**Supplied records**
····················
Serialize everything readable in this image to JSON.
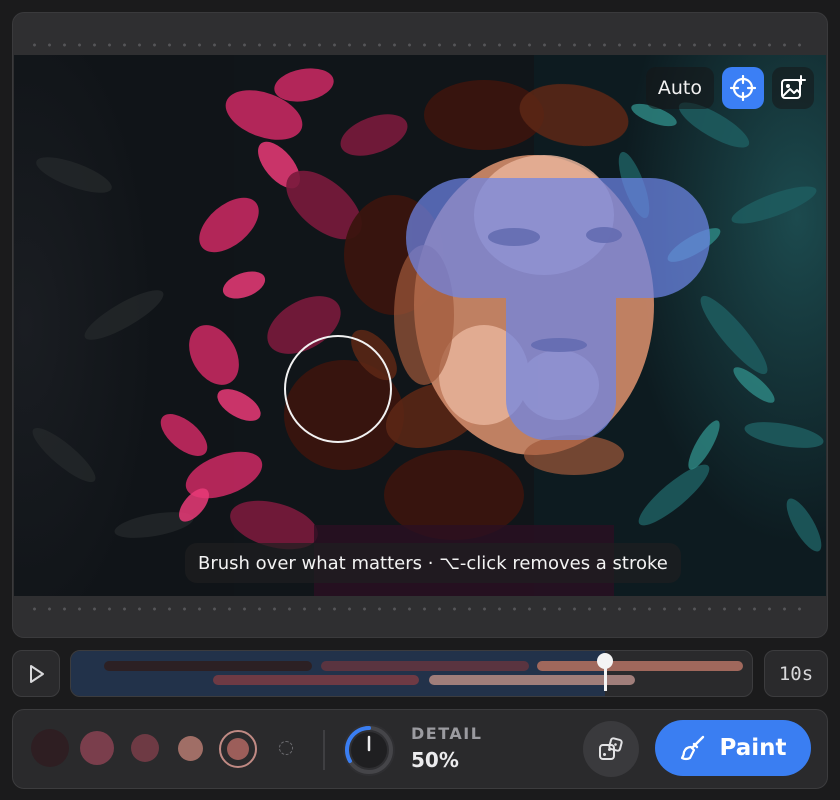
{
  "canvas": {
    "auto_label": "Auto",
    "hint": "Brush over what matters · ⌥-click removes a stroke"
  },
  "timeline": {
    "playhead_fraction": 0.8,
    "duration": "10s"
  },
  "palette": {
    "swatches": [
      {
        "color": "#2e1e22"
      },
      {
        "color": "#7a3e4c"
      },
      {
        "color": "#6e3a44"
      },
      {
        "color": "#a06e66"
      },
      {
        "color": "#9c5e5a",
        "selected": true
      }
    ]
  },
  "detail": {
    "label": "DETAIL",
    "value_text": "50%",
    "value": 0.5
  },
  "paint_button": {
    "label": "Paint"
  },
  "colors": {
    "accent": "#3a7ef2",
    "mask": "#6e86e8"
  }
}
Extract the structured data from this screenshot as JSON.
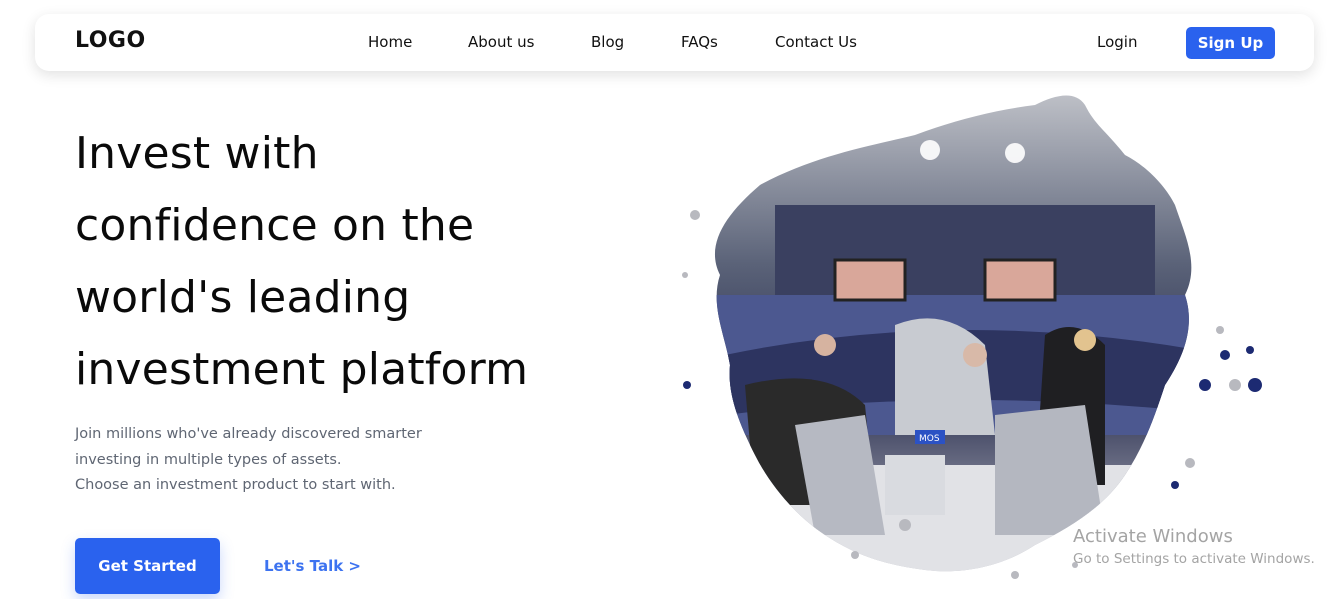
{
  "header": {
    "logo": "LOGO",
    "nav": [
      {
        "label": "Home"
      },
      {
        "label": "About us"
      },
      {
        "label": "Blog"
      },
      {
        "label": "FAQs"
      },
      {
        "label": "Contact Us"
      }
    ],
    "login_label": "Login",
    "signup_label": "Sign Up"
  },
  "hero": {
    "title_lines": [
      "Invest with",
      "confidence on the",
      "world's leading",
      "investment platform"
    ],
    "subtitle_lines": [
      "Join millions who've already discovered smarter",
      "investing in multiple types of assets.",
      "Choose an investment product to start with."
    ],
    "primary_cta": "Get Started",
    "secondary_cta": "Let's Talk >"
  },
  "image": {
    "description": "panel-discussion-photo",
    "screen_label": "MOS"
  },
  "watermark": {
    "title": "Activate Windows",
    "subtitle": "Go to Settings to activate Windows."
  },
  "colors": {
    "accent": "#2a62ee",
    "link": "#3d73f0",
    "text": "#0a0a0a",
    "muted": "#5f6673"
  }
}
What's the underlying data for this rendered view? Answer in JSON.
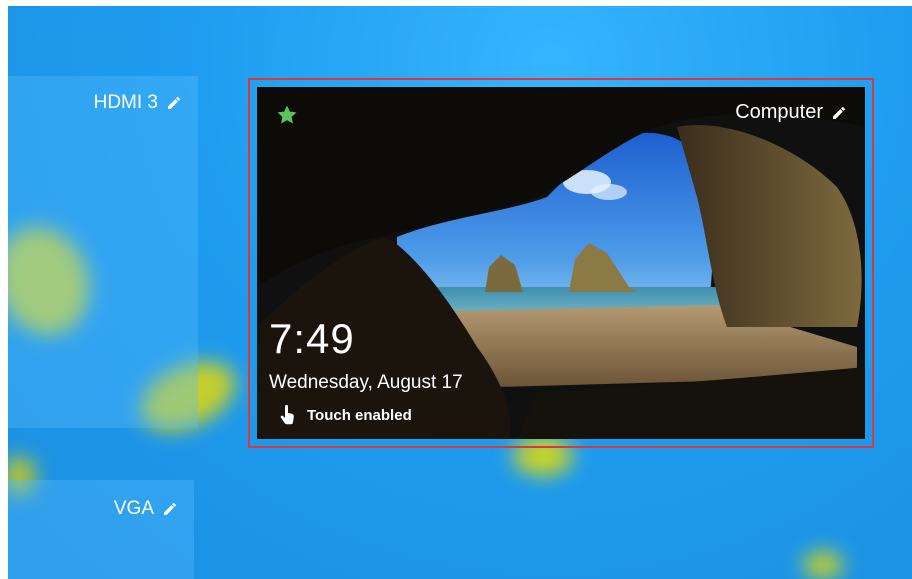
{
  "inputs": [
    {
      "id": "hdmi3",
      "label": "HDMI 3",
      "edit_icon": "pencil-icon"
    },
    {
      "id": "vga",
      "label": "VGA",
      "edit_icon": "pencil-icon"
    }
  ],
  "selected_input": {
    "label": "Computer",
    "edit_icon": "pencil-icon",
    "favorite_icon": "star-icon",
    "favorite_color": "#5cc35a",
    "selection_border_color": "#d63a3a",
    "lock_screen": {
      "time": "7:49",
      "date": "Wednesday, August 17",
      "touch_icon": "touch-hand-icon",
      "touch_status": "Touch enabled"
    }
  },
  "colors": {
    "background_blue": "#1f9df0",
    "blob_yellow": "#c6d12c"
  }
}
····················
**Task description**
Copy every line in the records above that contains the word "data".

**Exercise answer**
Extract the structured data from this screenshot as JSON.
What's the underlying data for this rendered view? Answer in JSON.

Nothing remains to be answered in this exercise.